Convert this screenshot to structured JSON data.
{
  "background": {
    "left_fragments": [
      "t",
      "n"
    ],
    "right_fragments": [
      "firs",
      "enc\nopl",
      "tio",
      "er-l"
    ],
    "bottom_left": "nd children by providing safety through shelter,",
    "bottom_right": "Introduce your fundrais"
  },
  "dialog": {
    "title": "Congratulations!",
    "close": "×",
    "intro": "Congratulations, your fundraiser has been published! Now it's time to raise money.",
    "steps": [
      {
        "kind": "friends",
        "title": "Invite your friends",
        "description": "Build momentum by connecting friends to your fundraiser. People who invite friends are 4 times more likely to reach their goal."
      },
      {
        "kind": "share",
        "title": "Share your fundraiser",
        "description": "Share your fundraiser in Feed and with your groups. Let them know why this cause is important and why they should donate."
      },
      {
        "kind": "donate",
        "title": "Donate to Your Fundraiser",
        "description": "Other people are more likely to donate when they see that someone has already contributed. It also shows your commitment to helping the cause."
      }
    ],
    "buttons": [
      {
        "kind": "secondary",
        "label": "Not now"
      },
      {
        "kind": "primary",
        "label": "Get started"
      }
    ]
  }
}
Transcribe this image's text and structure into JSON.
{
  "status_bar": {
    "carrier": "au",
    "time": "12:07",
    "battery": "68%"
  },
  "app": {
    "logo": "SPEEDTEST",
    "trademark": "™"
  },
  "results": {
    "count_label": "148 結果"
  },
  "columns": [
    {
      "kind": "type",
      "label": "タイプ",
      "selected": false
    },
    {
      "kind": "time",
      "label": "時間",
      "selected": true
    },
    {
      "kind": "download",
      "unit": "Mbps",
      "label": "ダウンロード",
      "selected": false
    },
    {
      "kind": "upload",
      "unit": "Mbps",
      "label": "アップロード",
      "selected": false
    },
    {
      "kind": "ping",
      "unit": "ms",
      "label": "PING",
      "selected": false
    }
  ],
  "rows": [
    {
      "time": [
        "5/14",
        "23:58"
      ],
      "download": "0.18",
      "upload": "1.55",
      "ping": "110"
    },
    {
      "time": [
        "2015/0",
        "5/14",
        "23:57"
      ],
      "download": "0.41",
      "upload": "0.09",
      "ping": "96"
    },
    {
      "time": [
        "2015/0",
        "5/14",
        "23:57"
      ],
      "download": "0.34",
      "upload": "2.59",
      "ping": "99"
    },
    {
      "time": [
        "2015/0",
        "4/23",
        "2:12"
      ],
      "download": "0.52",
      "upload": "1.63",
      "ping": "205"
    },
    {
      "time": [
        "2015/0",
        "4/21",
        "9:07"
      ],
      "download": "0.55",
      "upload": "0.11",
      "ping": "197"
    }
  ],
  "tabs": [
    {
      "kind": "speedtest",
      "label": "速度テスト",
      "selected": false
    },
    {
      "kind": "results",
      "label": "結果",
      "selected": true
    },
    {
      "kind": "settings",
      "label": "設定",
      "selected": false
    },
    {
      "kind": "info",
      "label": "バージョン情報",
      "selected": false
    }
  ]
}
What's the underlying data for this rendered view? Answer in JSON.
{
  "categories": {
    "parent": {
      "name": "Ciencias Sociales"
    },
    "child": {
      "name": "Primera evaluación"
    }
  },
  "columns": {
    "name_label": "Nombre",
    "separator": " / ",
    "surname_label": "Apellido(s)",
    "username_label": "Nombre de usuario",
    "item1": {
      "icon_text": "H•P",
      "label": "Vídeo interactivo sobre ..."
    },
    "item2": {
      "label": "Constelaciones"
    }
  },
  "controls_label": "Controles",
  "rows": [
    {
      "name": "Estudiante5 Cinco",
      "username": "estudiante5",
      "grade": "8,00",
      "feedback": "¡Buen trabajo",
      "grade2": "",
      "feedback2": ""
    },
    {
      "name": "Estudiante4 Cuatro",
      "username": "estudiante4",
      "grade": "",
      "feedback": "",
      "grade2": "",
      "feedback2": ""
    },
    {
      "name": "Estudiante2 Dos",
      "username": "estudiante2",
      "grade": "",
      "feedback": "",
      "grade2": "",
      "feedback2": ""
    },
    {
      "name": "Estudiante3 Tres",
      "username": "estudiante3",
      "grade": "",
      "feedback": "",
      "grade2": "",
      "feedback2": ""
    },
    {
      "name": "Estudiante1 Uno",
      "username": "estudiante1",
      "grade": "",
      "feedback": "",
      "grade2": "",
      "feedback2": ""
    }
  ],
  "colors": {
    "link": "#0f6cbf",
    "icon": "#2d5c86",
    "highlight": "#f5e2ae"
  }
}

☆ ☆ ☆

Repeat the data precisely, reproducing every entry.

Convert this screenshot to structured JSON data.
{
  "background": {
    "left_fragments": [
      "t",
      "n"
    ],
    "right_fragments": [
      "firs",
      "enc\nopl",
      "tio",
      "er-l"
    ],
    "bottom_left": "nd children by providing safety through shelter,",
    "bottom_right": "Introduce your fundrais"
  },
  "dialog": {
    "title": "Congratulations!",
    "close": "×",
    "intro": "Congratulations, your fundraiser has been published! Now it's time to raise money.",
    "steps": [
      {
        "kind": "friends",
        "title": "Invite your friends",
        "description": "Build momentum by connecting friends to your fundraiser. People who invite friends are 4 times more likely to reach their goal."
      },
      {
        "kind": "share",
        "title": "Share your fundraiser",
        "description": "Share your fundraiser in Feed and with your groups. Let them know why this cause is important and why they should donate."
      },
      {
        "kind": "donate",
        "title": "Donate to Your Fundraiser",
        "description": "Other people are more likely to donate when they see that someone has already contributed. It also shows your commitment to helping the cause."
      }
    ],
    "buttons": [
      {
        "kind": "secondary",
        "label": "Not now"
      },
      {
        "kind": "primary",
        "label": "Get started"
      }
    ]
  }
}
Transcribe this image's text and structure into JSON.
{
  "status_bar": {
    "carrier": "au",
    "time": "12:07",
    "battery": "68%"
  },
  "app": {
    "logo": "SPEEDTEST",
    "trademark": "™"
  },
  "results": {
    "count_label": "148 結果"
  },
  "columns": [
    {
      "kind": "type",
      "label": "タイプ",
      "selected": false
    },
    {
      "kind": "time",
      "label": "時間",
      "selected": true
    },
    {
      "kind": "download",
      "unit": "Mbps",
      "label": "ダウンロード",
      "selected": false
    },
    {
      "kind": "upload",
      "unit": "Mbps",
      "label": "アップロード",
      "selected": false
    },
    {
      "kind": "ping",
      "unit": "ms",
      "label": "PING",
      "selected": false
    }
  ],
  "rows": [
    {
      "time": [
        "5/14",
        "23:58"
      ],
      "download": "0.18",
      "upload": "1.55",
      "ping": "110"
    },
    {
      "time": [
        "2015/0",
        "5/14",
        "23:57"
      ],
      "download": "0.41",
      "upload": "0.09",
      "ping": "96"
    },
    {
      "time": [
        "2015/0",
        "5/14",
        "23:57"
      ],
      "download": "0.34",
      "upload": "2.59",
      "ping": "99"
    },
    {
      "time": [
        "2015/0",
        "4/23",
        "2:12"
      ],
      "download": "0.52",
      "upload": "1.63",
      "ping": "205"
    },
    {
      "time": [
        "2015/0",
        "4/21",
        "9:07"
      ],
      "download": "0.55",
      "upload": "0.11",
      "ping": "197"
    }
  ],
  "tabs": [
    {
      "kind": "speedtest",
      "label": "速度テスト",
      "selected": false
    },
    {
      "kind": "results",
      "label": "結果",
      "selected": true
    },
    {
      "kind": "settings",
      "label": "設定",
      "selected": false
    },
    {
      "kind": "info",
      "label": "バージョン情報",
      "selected": false
    }
  ]
}
What's the underlying data for this rendered view? Answer in JSON.
{
  "categories": {
    "parent": {
      "name": "Ciencias Sociales"
    },
    "child": {
      "name": "Primera evaluación"
    }
  },
  "columns": {
    "name_label": "Nombre",
    "separator": " / ",
    "surname_label": "Apellido(s)",
    "username_label": "Nombre de usuario",
    "item1": {
      "icon_text": "H•P",
      "label": "Vídeo interactivo sobre ..."
    },
    "item2": {
      "label": "Constelaciones"
    }
  },
  "controls_label": "Controles",
  "rows": [
    {
      "name": "Estudiante5 Cinco",
      "username": "estudiante5",
      "grade": "8,00",
      "feedback": "¡Buen trabajo",
      "grade2": "",
      "feedback2": ""
    },
    {
      "name": "Estudiante4 Cuatro",
      "username": "estudiante4",
      "grade": "",
      "feedback": "",
      "grade2": "",
      "feedback2": ""
    },
    {
      "name": "Estudiante2 Dos",
      "username": "estudiante2",
      "grade": "",
      "feedback": "",
      "grade2": "",
      "feedback2": ""
    },
    {
      "name": "Estudiante3 Tres",
      "username": "estudiante3",
      "grade": "",
      "feedback": "",
      "grade2": "",
      "feedback2": ""
    },
    {
      "name": "Estudiante1 Uno",
      "username": "estudiante1",
      "grade": "",
      "feedback": "",
      "grade2": "",
      "feedback2": ""
    }
  ],
  "colors": {
    "link": "#0f6cbf",
    "icon": "#2d5c86",
    "highlight": "#f5e2ae"
  }
}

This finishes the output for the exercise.